Recorded data:
■ ■ ■ ■ ■ ■ ■

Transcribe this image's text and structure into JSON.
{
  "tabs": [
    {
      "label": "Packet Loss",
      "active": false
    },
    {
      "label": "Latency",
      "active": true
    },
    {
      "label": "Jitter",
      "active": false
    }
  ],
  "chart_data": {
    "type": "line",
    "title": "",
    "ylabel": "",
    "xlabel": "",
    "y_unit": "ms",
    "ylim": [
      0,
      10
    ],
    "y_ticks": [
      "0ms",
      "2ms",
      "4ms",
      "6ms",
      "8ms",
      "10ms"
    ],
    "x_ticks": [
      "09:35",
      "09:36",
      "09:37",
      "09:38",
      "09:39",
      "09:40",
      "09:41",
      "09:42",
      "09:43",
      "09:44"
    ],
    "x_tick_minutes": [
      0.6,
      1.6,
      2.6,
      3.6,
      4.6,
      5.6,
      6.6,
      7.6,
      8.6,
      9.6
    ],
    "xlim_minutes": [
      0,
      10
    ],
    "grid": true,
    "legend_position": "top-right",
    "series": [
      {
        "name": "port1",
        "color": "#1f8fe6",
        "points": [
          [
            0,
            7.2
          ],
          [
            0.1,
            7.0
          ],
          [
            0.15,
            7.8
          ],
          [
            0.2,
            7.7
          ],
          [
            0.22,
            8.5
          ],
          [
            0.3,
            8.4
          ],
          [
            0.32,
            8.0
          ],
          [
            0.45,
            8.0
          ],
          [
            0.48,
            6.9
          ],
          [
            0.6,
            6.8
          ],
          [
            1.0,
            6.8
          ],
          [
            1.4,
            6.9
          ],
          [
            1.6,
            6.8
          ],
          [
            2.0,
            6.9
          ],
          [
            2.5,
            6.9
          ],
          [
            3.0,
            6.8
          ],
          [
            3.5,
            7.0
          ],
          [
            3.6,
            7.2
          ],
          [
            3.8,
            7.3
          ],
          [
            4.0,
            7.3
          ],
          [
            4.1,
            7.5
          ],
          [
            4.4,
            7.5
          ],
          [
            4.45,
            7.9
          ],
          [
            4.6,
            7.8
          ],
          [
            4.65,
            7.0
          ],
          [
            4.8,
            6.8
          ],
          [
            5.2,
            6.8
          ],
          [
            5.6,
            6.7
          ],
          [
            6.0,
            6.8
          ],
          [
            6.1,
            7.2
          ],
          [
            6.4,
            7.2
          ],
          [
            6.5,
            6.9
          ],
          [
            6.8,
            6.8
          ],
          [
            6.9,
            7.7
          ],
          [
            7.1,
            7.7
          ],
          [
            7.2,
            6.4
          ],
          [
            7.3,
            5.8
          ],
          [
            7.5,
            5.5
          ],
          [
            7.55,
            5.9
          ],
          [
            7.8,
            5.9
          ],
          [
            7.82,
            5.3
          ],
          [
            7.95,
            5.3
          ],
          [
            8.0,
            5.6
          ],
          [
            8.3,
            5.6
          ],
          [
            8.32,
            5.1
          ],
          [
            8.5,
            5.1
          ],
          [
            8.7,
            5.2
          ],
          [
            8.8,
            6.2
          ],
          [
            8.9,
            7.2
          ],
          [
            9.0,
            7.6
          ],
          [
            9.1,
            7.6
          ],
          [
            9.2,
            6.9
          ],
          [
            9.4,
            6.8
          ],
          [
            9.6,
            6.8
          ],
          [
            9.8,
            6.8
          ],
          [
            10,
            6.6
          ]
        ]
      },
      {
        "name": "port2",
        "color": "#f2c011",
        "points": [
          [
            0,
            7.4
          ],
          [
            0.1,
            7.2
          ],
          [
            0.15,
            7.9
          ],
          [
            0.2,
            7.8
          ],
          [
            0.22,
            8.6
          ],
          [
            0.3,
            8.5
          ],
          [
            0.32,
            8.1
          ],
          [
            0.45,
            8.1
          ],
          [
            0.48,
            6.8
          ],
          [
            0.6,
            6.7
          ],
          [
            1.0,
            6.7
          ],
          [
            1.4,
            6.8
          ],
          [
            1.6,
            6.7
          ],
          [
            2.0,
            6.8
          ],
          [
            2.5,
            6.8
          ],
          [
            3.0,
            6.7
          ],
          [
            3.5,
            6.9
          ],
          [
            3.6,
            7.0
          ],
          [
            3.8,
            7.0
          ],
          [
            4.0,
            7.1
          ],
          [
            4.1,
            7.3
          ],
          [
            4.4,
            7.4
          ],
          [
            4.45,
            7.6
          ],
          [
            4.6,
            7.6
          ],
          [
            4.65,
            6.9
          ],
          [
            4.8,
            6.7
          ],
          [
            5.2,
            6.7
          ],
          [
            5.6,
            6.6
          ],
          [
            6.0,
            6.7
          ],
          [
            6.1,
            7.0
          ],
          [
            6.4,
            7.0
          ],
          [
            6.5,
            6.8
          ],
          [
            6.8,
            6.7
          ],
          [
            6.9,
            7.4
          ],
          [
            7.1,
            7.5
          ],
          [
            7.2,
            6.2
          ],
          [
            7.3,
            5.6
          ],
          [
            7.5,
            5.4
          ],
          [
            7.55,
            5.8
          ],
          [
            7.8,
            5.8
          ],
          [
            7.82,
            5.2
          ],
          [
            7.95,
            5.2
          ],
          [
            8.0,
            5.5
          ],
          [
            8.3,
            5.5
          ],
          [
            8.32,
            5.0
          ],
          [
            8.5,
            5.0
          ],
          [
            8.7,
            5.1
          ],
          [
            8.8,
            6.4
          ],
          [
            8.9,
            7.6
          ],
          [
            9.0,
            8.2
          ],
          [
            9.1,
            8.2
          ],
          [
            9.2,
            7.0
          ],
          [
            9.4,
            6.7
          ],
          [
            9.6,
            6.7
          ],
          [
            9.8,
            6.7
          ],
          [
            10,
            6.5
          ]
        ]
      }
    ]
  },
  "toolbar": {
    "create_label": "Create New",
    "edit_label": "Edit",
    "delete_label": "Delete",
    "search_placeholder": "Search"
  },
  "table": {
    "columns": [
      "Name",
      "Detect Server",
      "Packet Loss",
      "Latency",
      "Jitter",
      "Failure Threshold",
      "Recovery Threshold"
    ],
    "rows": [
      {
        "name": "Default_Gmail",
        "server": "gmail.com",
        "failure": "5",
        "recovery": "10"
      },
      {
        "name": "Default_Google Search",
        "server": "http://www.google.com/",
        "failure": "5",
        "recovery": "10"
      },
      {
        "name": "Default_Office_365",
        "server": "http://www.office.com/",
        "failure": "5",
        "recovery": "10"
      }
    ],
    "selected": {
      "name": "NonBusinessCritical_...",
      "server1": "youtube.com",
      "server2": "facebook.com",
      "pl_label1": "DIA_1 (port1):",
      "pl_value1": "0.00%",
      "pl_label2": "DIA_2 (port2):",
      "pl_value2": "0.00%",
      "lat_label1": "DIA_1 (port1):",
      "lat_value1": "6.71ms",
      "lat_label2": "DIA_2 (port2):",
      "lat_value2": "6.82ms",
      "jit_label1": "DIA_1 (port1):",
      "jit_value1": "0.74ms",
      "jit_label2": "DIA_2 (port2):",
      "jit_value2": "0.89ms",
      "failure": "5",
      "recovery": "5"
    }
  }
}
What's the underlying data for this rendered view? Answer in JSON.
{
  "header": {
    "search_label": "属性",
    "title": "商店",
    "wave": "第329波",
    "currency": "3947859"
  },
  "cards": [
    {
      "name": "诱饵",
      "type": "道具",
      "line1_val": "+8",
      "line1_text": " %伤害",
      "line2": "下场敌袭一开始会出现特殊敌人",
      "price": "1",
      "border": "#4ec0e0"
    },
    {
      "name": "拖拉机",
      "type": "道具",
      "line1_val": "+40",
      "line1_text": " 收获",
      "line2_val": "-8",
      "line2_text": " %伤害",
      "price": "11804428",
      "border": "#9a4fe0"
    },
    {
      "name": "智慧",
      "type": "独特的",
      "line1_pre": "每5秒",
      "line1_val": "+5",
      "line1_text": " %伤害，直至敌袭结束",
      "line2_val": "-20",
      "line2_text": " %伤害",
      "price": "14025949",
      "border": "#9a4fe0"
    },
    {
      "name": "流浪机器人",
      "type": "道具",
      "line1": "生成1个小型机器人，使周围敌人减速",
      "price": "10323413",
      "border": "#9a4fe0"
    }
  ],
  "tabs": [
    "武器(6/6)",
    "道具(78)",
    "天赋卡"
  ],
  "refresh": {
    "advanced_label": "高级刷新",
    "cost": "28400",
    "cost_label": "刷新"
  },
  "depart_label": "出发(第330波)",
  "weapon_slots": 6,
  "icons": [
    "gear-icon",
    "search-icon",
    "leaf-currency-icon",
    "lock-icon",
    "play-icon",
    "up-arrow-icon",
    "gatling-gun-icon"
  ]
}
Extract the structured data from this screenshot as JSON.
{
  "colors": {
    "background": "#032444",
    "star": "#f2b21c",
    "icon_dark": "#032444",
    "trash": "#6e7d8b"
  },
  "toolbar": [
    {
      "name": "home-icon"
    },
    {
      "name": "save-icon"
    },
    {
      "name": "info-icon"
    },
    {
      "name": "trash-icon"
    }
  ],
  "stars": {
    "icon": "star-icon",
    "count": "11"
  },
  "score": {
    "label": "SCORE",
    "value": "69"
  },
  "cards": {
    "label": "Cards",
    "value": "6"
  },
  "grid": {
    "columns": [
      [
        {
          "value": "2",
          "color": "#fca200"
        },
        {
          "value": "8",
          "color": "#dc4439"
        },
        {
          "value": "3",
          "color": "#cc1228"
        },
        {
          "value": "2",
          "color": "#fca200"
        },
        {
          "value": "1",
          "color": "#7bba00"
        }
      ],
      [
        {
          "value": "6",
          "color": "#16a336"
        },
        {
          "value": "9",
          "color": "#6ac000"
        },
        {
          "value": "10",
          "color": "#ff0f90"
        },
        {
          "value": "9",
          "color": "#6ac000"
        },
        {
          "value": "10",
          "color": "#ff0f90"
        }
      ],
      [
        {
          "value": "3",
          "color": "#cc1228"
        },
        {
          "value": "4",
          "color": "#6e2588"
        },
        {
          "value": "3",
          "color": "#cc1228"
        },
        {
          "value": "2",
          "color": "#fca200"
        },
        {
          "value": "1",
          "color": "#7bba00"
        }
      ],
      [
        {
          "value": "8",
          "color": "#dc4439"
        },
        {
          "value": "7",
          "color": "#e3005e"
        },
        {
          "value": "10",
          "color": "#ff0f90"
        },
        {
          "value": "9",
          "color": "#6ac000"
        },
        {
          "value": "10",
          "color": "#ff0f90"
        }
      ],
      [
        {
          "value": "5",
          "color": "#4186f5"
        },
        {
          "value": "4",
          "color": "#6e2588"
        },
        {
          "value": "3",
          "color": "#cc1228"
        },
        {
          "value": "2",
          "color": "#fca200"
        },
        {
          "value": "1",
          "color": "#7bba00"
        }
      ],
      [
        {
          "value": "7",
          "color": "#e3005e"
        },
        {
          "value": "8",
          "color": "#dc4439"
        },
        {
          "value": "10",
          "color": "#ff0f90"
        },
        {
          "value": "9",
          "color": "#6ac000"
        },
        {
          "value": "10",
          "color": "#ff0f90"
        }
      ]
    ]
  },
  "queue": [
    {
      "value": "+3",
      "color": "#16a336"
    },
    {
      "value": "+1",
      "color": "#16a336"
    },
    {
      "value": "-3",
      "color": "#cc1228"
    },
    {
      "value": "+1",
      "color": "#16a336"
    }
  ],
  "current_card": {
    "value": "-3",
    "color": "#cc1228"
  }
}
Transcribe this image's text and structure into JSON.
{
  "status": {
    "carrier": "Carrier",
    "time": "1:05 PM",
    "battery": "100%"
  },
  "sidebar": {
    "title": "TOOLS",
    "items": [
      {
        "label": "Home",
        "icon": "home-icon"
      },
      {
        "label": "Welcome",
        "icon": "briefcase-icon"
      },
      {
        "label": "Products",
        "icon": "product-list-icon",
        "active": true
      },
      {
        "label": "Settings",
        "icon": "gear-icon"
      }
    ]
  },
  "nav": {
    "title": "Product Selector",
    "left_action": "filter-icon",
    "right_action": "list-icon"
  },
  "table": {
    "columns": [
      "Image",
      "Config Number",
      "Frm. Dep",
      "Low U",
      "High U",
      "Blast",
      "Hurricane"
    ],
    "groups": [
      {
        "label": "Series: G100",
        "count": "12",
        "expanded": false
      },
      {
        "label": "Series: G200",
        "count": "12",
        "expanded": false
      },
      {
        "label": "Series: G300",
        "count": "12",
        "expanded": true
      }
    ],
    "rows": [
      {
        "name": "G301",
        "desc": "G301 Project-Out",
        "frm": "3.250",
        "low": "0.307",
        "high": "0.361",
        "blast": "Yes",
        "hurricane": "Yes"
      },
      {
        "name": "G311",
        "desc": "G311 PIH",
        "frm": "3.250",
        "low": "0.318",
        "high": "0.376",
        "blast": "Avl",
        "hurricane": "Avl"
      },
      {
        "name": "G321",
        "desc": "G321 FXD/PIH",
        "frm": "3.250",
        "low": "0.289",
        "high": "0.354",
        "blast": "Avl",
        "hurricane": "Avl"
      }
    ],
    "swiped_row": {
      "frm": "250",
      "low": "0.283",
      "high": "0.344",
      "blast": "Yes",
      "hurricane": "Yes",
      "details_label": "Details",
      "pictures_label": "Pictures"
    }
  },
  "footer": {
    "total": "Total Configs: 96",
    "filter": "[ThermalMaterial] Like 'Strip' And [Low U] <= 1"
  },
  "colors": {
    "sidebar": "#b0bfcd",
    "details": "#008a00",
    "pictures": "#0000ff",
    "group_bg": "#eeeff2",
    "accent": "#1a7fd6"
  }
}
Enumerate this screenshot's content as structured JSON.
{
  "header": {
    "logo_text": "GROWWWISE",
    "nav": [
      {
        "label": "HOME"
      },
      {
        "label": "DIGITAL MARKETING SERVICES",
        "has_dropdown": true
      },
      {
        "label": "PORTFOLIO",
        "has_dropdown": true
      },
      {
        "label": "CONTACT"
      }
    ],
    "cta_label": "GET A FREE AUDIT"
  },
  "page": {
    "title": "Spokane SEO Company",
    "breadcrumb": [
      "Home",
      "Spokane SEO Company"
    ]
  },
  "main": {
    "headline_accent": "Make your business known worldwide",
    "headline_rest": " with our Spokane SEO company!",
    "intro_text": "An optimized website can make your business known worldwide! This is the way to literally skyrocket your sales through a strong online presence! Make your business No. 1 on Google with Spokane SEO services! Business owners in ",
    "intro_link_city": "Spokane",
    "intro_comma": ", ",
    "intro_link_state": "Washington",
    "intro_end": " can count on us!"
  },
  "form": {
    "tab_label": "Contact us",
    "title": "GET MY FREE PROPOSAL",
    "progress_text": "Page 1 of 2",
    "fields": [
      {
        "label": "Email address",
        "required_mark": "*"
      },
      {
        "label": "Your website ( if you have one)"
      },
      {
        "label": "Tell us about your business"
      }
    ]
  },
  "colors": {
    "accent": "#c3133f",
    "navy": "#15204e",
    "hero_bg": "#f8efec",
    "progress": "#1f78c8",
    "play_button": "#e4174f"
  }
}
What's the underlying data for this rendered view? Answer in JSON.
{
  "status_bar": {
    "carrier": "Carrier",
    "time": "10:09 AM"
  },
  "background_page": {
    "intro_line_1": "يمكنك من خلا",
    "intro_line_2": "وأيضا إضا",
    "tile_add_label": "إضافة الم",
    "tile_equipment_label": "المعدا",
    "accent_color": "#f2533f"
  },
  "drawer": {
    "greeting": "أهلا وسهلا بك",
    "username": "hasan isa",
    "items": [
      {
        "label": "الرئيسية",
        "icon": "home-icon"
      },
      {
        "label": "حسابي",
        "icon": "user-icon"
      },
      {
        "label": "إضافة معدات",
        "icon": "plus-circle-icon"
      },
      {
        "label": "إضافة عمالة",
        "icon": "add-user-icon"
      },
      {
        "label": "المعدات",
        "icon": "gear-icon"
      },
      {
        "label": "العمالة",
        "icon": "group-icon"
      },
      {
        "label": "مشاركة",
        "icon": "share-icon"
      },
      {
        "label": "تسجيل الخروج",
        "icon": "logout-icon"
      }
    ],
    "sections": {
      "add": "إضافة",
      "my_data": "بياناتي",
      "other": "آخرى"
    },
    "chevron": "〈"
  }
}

■ ■ ■ ■ ■ ■ ■

--- WHAT YOU ARE ASKED TO DO ---
Only lines holding the string "إضافة" are wanted; gather each one from the entries above.

--- EXPECTED ANSWER ---
    "tile_add_label": "إضافة الم",
        "label": "إضافة معدات",
        "label": "إضافة عمالة",
      "add": "إضافة",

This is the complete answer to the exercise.